**Your goal**
Consider the data that follows and state how many lines contain the string "Colours", using the number alone.

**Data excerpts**

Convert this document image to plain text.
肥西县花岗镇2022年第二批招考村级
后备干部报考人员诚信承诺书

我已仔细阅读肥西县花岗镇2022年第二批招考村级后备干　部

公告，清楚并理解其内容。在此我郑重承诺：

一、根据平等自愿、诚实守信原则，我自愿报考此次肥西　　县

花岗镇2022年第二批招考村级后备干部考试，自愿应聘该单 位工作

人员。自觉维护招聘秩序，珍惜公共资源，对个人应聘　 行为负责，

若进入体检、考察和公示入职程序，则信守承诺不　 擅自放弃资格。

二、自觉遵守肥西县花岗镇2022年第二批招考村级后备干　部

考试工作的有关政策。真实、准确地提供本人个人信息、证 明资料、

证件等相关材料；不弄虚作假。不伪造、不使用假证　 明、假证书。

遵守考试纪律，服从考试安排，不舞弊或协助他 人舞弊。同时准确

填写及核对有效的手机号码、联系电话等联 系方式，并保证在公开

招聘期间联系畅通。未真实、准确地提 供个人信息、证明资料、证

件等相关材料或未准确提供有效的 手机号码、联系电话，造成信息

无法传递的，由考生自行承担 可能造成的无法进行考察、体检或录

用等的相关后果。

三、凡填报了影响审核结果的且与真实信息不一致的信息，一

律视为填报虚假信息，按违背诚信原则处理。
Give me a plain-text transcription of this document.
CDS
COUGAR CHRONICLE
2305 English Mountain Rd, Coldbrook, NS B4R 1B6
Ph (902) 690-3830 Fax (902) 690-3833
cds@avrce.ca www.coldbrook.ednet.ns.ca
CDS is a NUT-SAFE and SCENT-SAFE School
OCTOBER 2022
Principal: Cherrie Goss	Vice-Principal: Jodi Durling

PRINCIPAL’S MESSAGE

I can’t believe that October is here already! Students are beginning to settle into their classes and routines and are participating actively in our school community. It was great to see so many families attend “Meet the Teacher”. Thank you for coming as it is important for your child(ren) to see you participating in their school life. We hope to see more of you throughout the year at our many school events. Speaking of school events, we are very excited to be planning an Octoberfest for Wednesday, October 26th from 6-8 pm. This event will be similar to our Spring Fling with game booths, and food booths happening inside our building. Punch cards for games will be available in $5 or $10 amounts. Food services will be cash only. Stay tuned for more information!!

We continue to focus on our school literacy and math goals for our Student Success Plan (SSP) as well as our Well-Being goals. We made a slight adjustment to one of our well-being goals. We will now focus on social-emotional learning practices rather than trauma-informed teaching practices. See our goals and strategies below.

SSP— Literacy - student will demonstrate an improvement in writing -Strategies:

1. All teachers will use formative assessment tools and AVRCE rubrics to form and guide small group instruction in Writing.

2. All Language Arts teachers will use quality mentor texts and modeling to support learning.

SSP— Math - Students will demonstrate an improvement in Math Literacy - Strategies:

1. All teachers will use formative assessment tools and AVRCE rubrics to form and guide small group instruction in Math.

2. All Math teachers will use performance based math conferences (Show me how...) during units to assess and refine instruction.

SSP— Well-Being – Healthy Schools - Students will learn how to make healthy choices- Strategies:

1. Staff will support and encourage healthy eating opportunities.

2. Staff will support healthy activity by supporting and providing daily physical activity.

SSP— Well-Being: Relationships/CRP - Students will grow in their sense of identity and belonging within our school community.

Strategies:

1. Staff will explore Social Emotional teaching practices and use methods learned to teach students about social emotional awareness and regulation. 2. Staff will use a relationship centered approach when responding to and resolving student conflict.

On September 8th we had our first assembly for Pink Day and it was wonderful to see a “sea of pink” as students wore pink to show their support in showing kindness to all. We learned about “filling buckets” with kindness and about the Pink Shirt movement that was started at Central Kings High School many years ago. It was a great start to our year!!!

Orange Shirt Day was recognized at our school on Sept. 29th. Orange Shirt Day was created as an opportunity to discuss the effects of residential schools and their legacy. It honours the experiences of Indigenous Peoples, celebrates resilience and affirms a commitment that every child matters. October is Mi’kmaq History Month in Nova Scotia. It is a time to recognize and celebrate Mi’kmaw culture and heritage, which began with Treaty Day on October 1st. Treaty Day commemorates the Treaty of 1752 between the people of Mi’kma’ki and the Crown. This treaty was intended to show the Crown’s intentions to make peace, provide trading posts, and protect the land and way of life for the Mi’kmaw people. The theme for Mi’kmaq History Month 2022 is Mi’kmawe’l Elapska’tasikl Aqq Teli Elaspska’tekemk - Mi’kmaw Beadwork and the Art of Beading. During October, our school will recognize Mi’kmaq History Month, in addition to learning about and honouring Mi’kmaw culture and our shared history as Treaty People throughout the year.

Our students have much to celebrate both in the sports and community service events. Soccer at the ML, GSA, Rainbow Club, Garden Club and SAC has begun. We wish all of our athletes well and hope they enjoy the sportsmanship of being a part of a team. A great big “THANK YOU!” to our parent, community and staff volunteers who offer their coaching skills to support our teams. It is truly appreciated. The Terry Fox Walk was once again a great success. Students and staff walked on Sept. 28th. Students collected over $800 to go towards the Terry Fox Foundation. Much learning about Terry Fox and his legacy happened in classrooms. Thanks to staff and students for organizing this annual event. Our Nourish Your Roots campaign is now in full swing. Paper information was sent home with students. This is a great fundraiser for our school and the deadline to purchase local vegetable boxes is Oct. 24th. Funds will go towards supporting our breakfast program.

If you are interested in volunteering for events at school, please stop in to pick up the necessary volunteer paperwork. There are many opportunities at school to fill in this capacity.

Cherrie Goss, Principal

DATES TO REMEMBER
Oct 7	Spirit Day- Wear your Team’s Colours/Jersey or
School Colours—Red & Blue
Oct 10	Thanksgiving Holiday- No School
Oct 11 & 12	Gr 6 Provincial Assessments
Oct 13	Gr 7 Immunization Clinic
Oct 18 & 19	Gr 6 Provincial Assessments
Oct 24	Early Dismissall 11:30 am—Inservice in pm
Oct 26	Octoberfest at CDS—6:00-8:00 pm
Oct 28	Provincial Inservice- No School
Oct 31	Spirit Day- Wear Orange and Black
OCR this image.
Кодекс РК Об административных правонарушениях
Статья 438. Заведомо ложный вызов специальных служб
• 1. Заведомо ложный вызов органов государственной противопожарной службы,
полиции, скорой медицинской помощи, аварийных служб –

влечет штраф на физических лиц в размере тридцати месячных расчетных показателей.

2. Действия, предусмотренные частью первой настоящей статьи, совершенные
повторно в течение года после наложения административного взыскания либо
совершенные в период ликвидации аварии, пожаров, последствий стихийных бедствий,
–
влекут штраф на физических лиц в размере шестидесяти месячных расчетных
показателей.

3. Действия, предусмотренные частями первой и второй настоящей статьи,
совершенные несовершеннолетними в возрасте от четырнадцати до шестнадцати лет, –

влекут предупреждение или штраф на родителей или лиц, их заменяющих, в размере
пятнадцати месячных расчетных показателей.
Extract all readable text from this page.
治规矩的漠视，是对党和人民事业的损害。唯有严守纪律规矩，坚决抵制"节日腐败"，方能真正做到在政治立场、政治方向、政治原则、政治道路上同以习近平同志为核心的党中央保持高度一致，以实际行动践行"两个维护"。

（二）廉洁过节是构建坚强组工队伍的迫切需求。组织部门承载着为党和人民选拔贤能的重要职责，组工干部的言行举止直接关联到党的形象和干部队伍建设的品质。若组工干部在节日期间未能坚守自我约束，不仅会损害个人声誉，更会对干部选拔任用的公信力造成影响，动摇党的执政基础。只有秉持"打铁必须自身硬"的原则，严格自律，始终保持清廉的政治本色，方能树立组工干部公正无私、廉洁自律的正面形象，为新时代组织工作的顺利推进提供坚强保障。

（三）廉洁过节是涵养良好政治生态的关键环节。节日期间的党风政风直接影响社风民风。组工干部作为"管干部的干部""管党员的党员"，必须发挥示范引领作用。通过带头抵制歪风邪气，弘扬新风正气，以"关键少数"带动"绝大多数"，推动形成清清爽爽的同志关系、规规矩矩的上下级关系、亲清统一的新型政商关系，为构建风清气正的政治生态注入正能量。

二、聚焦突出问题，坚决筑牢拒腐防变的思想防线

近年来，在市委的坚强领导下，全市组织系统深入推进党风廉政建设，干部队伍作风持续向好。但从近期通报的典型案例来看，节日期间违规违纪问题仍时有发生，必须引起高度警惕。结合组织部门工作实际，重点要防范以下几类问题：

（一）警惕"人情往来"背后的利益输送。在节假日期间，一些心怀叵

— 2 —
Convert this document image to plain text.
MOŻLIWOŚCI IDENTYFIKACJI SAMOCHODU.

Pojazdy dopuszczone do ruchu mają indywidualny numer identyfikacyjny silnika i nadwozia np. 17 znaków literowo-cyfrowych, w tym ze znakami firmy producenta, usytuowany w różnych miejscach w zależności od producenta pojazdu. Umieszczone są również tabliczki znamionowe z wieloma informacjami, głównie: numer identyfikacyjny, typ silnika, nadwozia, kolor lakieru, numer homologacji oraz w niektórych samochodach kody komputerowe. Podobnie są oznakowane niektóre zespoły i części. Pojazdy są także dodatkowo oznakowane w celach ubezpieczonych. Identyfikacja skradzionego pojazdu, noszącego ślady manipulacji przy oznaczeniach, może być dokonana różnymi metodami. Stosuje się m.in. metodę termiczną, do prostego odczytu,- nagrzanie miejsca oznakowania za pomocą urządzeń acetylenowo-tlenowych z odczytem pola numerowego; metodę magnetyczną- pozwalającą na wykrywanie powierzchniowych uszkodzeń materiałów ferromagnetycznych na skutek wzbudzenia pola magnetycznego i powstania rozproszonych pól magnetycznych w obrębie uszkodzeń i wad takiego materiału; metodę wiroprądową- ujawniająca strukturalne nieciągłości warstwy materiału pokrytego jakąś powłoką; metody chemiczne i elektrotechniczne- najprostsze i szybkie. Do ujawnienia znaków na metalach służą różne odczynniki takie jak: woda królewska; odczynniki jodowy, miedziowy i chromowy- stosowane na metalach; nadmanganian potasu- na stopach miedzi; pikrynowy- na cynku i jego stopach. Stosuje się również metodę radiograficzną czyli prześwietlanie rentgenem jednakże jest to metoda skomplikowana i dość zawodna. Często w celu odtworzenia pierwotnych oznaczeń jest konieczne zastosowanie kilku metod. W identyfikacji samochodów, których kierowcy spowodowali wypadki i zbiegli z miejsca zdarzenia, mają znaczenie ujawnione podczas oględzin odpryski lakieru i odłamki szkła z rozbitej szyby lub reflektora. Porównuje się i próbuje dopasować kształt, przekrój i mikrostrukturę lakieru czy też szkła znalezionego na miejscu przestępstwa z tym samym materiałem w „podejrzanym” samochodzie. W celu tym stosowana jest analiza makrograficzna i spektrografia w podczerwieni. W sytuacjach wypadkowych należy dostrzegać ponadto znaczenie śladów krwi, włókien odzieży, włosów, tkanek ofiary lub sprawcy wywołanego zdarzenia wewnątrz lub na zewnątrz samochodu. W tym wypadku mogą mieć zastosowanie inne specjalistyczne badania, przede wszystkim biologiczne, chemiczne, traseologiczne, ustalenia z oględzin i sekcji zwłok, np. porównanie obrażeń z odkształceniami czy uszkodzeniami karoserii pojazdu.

**Correct output**
2